→ **Work instructions**: Locate the lines of the listing below that hold "Kangerlussuaq", then copy each of them.

→ **Task material**:

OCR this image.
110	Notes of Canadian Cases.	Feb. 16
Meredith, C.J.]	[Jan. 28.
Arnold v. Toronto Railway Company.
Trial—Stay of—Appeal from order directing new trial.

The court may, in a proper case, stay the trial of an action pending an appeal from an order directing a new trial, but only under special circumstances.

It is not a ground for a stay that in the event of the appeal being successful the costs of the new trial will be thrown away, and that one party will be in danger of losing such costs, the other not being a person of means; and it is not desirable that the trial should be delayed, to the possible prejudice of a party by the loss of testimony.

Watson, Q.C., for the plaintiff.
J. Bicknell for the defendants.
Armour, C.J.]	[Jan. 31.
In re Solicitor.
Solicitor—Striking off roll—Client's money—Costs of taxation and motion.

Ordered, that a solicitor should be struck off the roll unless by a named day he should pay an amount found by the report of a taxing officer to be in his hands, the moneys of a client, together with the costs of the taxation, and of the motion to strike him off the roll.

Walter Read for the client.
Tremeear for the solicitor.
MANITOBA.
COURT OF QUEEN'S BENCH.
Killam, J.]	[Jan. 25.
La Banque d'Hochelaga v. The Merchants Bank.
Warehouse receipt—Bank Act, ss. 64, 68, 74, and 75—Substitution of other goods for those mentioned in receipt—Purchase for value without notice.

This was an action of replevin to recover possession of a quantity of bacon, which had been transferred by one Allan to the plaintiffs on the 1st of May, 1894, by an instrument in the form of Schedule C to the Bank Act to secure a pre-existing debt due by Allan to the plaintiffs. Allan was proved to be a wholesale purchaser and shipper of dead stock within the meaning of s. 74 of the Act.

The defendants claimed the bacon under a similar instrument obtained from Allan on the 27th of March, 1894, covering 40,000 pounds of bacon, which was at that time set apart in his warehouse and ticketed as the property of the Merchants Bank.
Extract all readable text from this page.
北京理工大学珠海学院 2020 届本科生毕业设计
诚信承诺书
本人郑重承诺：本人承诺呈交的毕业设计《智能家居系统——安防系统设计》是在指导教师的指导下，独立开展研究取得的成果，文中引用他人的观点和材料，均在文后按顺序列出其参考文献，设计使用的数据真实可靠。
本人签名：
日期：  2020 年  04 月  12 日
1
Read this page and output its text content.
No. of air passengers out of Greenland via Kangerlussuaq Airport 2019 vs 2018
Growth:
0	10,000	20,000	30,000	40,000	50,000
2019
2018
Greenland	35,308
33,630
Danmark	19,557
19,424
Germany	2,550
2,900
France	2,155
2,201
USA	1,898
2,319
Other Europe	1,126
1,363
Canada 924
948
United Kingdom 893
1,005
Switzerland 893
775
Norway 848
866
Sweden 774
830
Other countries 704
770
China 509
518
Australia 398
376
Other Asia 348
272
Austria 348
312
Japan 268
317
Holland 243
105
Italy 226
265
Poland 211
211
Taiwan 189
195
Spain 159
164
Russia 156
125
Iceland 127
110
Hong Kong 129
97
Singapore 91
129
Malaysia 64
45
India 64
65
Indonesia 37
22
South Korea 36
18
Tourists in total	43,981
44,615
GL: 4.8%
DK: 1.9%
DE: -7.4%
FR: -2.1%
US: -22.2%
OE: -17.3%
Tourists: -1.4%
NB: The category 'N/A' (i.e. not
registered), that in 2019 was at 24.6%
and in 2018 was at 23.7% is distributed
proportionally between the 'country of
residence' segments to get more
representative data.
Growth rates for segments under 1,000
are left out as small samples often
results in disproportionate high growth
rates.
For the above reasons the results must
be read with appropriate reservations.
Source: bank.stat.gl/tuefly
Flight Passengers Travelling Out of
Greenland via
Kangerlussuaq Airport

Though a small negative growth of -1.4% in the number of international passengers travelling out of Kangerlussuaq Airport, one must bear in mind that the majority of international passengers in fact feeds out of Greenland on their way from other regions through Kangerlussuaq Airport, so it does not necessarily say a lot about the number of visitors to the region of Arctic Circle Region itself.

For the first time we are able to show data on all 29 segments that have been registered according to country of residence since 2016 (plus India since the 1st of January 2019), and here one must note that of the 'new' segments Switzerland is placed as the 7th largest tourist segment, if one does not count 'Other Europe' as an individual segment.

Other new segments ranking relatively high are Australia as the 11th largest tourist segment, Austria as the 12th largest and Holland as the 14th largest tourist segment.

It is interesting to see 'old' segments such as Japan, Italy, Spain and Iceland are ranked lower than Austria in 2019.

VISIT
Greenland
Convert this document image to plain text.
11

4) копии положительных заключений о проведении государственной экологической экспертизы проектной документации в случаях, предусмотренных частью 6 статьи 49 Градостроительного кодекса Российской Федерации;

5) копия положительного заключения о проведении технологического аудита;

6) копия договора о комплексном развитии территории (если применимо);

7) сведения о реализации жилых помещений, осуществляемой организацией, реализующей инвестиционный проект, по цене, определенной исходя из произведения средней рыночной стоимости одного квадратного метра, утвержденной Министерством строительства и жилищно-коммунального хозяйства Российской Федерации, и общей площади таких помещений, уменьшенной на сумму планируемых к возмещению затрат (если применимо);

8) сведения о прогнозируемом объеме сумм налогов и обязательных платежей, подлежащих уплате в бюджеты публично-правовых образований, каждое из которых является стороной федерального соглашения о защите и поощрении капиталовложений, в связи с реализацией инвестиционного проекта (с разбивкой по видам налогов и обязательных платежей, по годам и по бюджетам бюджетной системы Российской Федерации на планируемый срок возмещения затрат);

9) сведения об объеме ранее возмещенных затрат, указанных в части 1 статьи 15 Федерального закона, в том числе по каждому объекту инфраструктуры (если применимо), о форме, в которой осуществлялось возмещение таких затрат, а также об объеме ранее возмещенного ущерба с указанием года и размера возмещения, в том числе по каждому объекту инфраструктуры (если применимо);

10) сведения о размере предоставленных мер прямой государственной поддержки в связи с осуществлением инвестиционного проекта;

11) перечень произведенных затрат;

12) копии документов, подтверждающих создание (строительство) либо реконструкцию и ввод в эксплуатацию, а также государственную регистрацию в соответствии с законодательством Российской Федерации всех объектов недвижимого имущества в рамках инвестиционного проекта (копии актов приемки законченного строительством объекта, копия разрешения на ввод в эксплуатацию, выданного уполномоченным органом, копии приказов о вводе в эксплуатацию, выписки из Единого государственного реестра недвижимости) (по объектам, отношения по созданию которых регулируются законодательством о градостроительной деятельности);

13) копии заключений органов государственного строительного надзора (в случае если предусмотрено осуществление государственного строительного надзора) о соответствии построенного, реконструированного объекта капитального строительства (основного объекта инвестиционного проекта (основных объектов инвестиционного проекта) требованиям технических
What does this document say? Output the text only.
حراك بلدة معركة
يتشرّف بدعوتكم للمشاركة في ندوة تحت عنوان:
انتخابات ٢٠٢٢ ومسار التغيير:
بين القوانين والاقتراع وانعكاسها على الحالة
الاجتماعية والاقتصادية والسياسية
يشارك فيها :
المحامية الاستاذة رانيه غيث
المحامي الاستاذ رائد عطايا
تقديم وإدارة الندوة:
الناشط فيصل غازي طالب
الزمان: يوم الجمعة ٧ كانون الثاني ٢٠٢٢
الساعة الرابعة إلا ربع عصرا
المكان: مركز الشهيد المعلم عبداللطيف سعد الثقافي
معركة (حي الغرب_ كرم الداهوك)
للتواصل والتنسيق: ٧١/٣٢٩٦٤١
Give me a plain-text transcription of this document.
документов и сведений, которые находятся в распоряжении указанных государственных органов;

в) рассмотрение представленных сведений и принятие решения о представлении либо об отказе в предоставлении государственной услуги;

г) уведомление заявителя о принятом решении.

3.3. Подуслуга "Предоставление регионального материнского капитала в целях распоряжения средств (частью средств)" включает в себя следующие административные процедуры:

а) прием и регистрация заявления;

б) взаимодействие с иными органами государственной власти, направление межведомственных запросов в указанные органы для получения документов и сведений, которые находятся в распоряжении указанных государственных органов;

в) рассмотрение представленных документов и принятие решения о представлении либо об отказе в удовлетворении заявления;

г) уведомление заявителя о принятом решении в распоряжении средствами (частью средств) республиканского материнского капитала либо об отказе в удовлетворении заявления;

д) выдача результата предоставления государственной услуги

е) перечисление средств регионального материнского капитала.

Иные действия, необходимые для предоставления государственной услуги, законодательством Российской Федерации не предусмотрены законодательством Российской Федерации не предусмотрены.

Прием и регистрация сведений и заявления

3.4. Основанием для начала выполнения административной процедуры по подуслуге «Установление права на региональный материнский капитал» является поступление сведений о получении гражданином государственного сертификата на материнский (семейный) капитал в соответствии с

→ **Solution below**:
No. of air passengers out of Greenland via Kangerlussuaq Airport 2019 vs 2018
Kangerlussuaq Airport
Though a small negative growth of -1.4% in the number of international passengers travelling out of Kangerlussuaq Airport, one must bear in mind that the majority of international passengers in fact feeds out of Greenland on their way from other regions through Kangerlussuaq Airport, so it does not necessarily say a lot about the number of visitors to the region of Arctic Circle Region itself.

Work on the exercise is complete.